Stored entries »
═══
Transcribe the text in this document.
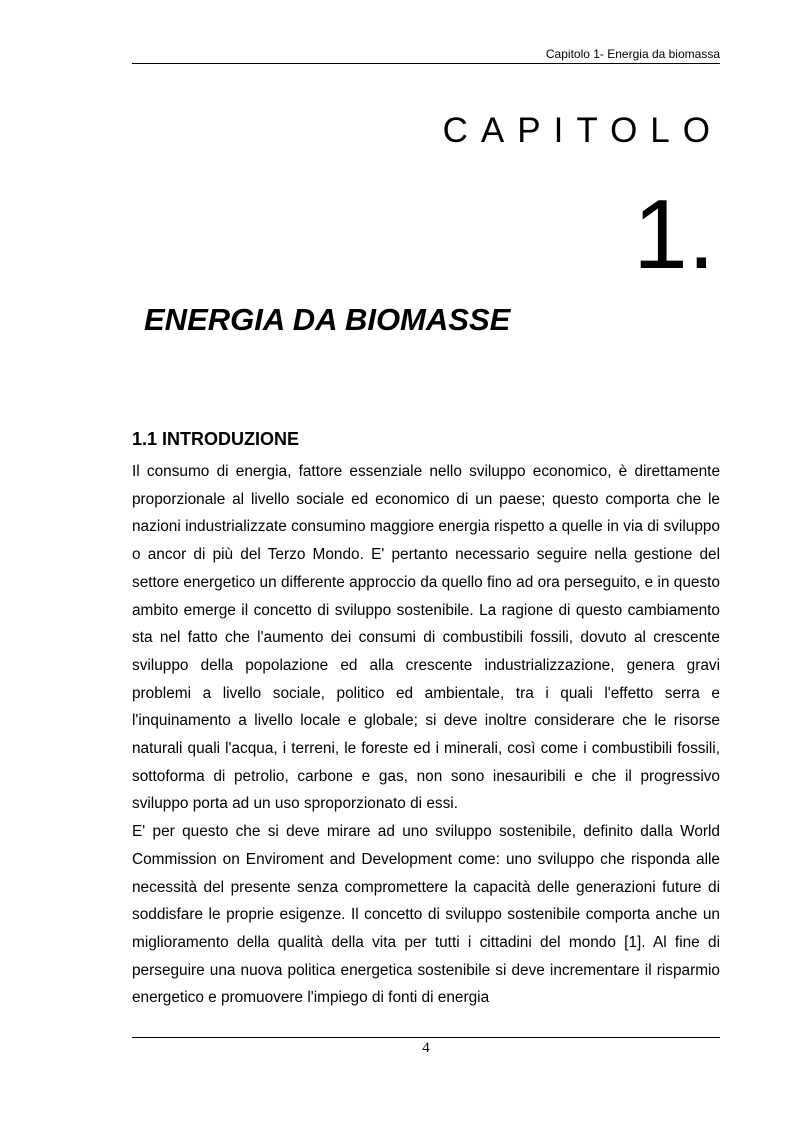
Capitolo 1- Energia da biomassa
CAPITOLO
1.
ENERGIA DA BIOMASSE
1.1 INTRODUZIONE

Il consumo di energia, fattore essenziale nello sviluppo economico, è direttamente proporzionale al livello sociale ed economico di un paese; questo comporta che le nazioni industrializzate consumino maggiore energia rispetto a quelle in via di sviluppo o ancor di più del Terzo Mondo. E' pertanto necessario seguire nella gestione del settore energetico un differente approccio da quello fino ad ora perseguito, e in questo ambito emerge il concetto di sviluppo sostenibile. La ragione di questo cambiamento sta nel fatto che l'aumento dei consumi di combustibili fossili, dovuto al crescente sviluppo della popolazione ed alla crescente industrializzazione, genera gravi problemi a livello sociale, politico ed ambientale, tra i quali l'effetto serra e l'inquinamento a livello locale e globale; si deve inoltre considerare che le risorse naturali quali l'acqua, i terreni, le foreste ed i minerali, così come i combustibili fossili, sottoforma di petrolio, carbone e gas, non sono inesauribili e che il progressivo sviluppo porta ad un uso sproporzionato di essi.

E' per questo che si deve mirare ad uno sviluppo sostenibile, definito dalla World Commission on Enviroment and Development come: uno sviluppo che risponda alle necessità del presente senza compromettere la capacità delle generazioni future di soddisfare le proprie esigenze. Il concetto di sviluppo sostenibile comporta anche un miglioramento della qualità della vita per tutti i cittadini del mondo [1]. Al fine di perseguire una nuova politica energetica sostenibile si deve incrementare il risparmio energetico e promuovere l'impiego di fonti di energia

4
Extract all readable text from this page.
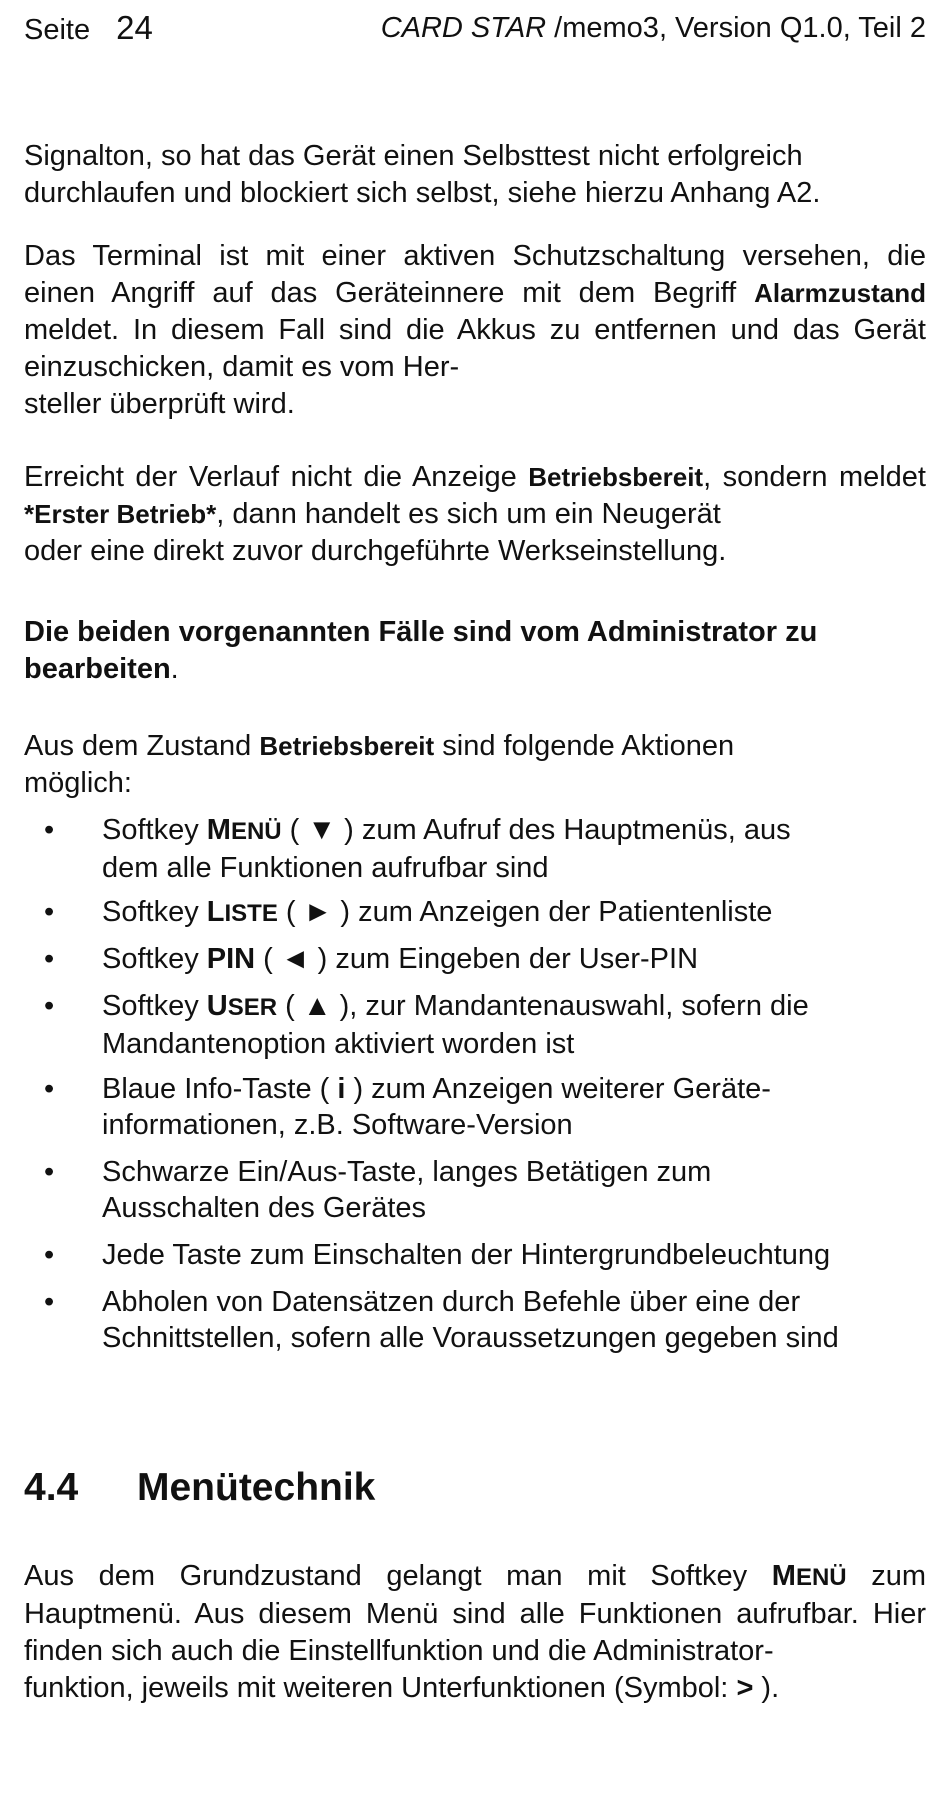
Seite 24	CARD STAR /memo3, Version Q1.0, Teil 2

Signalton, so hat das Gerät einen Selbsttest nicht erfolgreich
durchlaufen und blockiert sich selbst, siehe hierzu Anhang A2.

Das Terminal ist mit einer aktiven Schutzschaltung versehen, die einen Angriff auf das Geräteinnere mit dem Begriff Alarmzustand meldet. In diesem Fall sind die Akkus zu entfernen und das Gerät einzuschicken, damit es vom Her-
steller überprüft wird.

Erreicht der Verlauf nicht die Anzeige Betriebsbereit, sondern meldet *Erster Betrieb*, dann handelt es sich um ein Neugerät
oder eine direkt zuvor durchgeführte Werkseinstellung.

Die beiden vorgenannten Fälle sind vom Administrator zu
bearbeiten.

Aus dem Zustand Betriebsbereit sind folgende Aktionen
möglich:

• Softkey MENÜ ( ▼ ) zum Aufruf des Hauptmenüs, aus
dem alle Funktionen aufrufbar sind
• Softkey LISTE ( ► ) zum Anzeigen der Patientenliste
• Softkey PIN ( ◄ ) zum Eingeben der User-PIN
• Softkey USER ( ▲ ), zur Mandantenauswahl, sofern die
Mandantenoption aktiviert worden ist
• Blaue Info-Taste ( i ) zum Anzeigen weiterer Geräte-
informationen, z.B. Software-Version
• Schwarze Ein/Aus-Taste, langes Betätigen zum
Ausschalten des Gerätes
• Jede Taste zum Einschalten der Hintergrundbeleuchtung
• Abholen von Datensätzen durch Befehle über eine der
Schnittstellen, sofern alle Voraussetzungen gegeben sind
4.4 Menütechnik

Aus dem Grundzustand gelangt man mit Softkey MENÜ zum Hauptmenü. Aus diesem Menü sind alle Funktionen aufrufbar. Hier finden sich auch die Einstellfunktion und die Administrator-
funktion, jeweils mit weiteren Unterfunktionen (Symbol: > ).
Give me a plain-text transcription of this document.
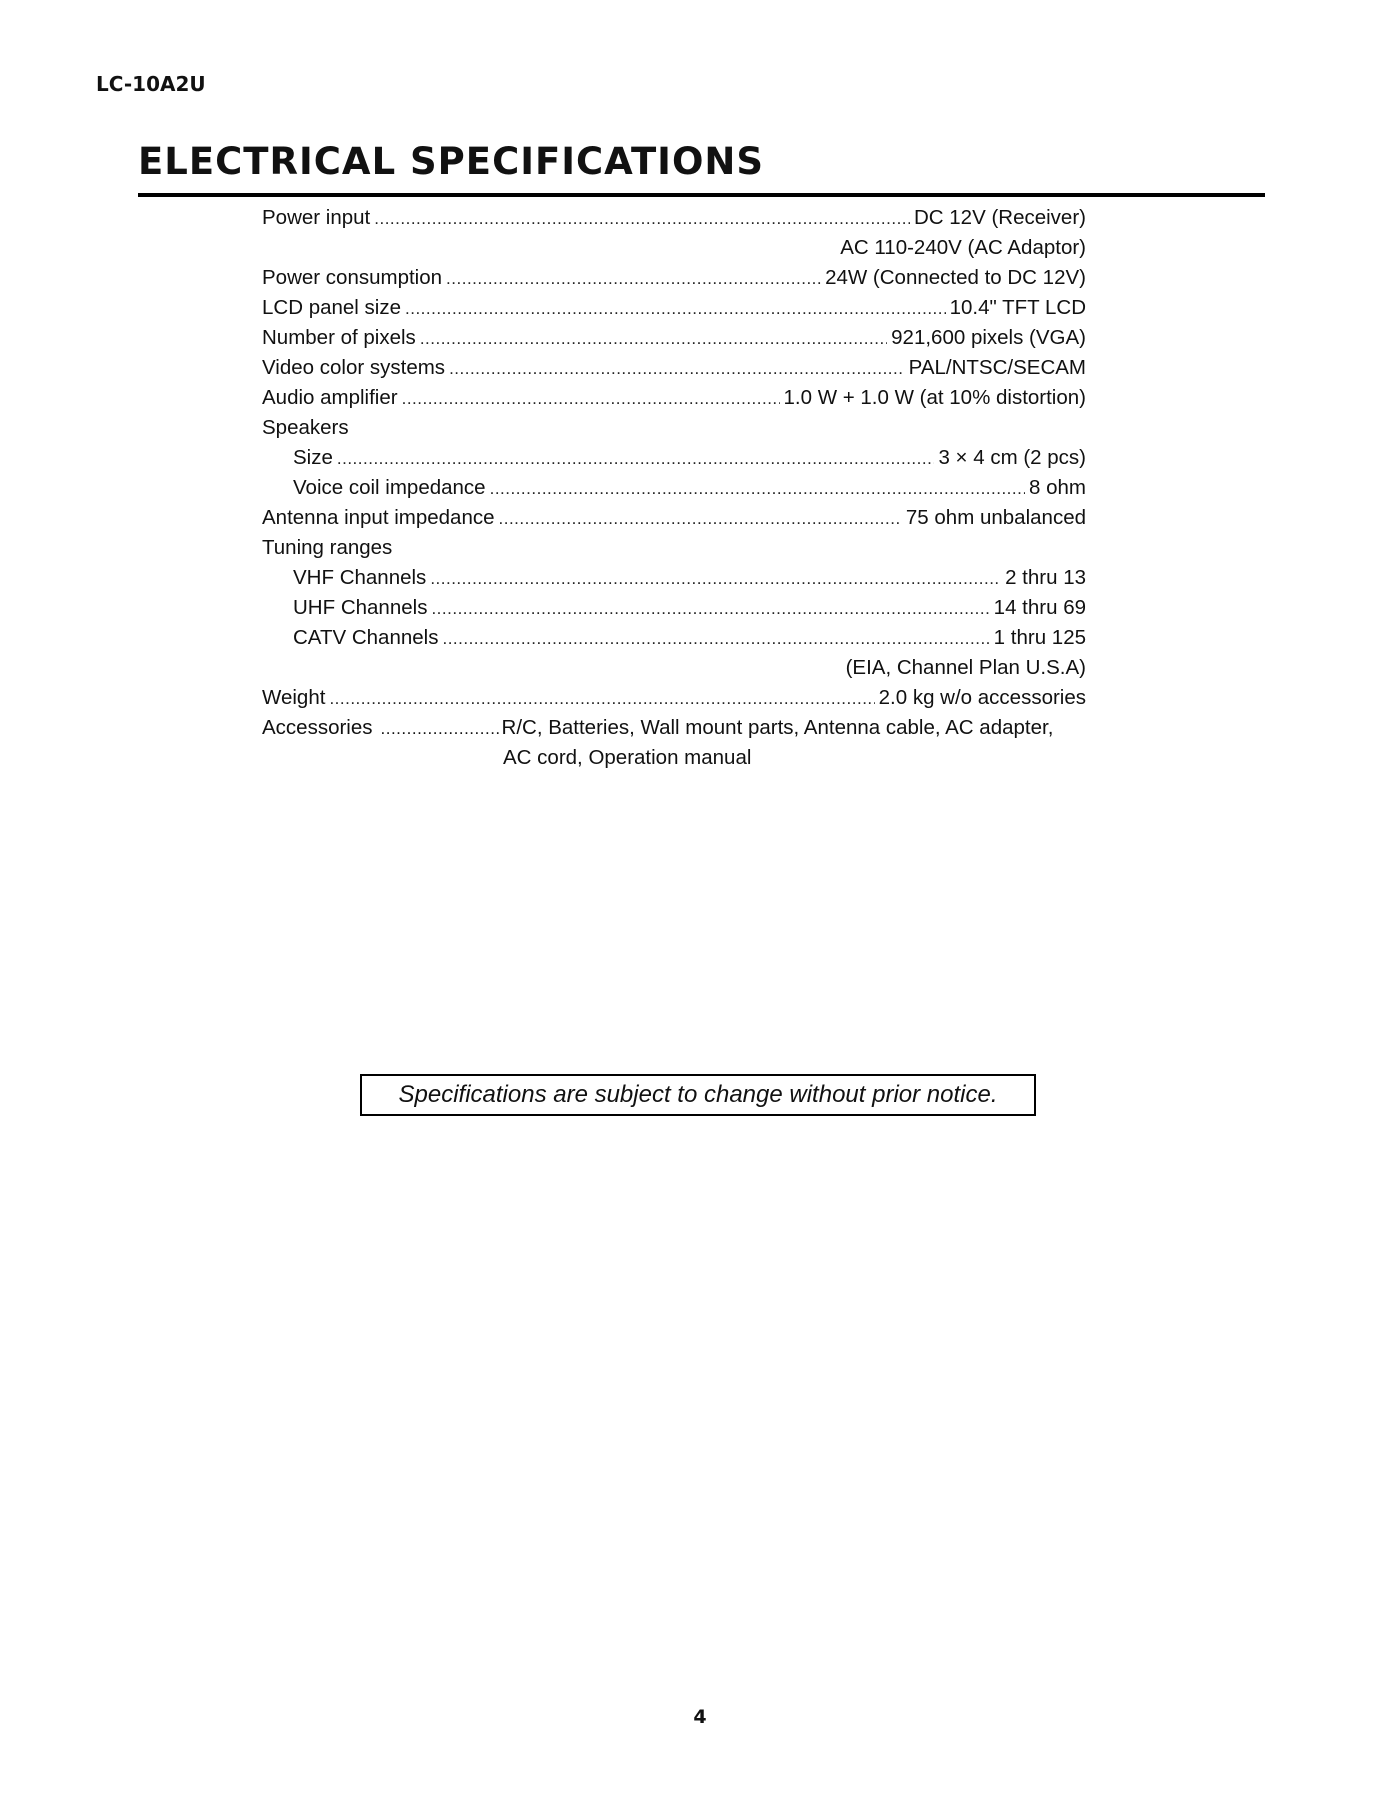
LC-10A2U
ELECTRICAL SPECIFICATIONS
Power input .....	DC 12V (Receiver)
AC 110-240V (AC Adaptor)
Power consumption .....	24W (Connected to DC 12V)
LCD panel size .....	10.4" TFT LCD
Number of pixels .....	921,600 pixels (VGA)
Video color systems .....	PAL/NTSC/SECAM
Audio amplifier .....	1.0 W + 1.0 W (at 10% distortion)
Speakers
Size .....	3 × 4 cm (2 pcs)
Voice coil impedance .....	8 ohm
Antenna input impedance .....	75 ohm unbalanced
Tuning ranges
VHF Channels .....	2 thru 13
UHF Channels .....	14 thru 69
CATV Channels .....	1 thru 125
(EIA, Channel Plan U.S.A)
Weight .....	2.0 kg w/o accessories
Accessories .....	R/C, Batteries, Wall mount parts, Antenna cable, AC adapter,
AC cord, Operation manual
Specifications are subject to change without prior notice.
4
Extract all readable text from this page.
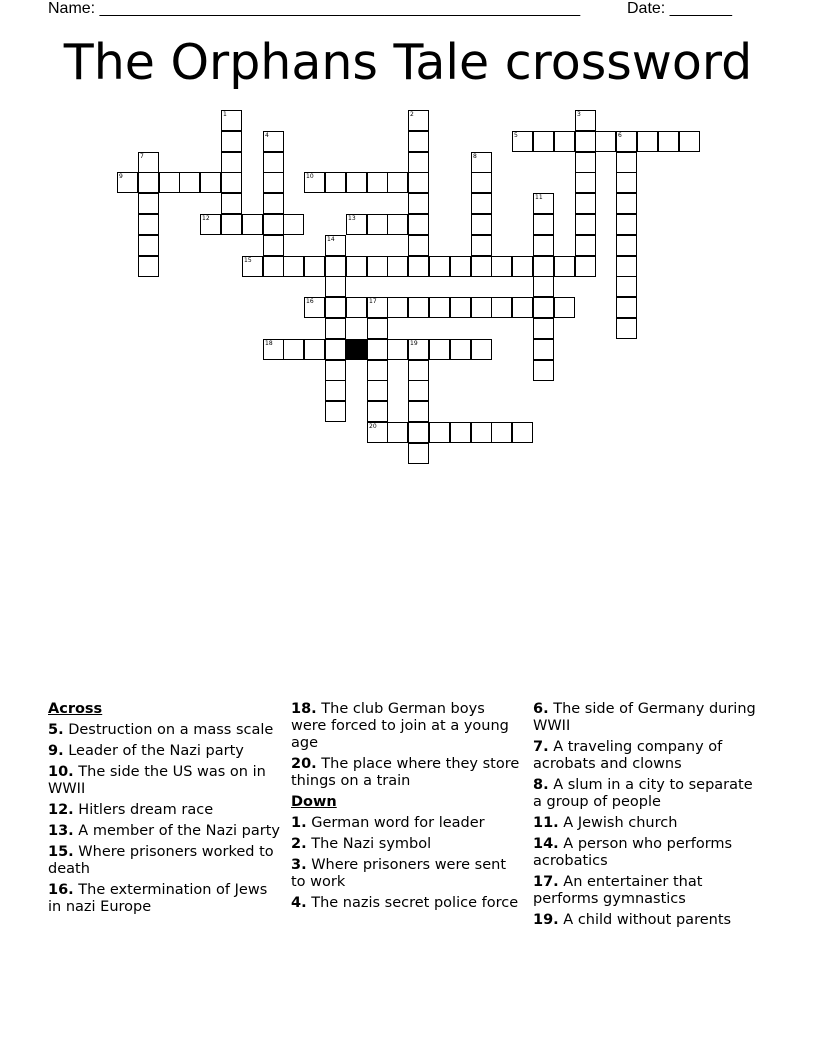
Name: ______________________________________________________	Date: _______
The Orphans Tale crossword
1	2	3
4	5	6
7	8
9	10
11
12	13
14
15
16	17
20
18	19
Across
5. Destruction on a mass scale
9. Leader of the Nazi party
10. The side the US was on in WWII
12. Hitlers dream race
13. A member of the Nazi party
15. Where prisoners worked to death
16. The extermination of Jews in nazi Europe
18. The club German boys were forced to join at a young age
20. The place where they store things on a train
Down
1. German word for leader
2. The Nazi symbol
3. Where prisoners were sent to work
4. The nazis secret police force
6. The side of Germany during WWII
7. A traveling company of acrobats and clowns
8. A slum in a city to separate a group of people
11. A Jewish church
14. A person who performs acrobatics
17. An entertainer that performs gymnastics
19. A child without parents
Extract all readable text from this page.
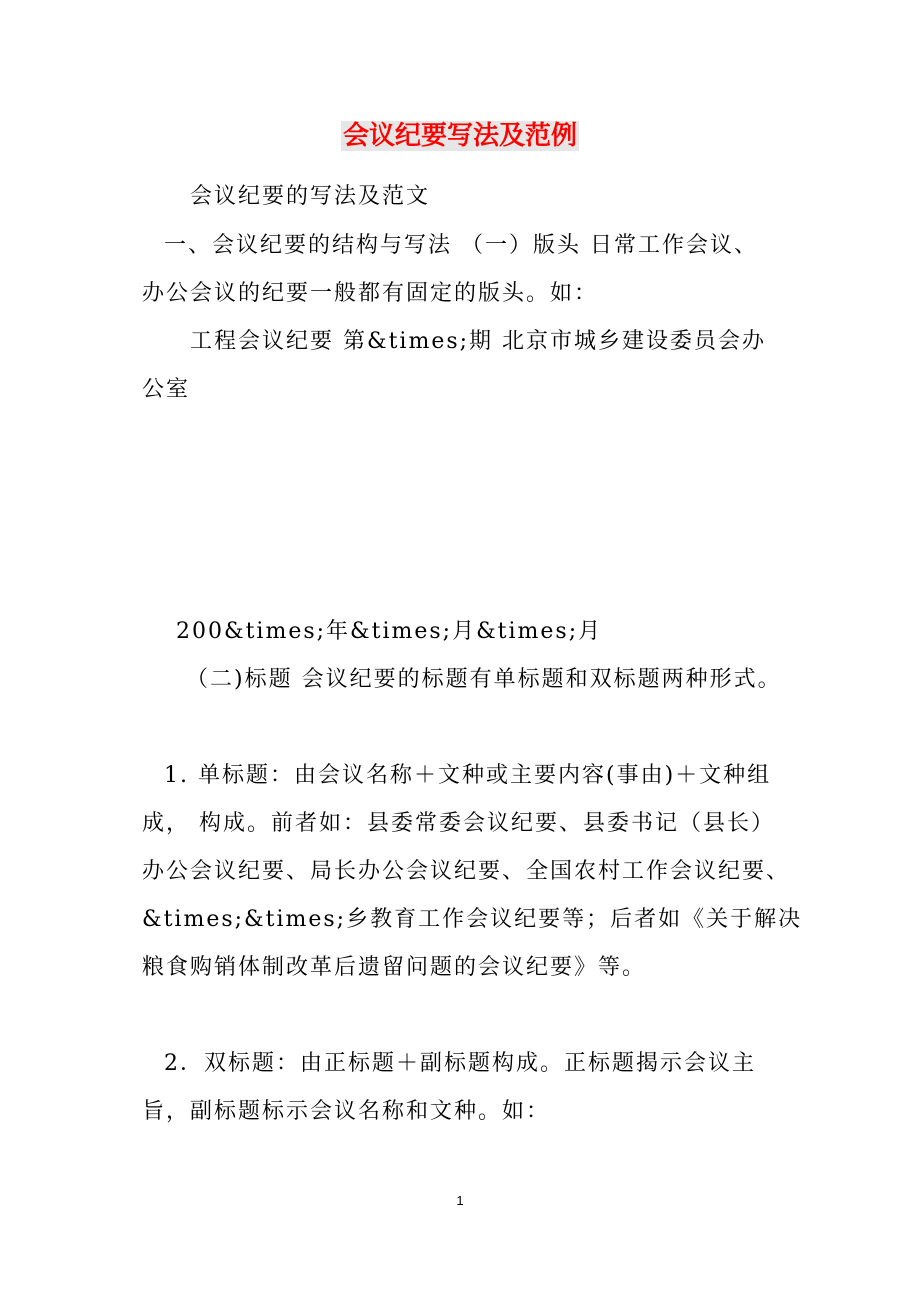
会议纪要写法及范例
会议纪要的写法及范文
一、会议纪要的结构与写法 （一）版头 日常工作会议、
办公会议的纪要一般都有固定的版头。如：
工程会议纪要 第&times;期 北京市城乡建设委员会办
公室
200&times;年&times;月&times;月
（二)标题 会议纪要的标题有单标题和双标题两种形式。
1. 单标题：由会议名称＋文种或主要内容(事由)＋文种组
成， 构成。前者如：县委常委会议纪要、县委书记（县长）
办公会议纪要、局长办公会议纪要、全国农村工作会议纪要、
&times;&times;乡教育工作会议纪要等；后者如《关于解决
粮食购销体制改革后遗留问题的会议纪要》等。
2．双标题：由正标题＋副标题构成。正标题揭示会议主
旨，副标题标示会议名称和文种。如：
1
═══
Goal of the exercise » Reproduce every line from the entries that holds the word "einen".

Response »
Signalton, so hat das Gerät einen Selbsttest nicht erfolgreich
Das Terminal ist mit einer aktiven Schutzschaltung versehen, die einen Angriff auf das Geräteinnere mit dem Begriff Alarmzustand meldet. In diesem Fall sind die Akkus zu entfernen und das Gerät einzuschicken, damit es vom Her-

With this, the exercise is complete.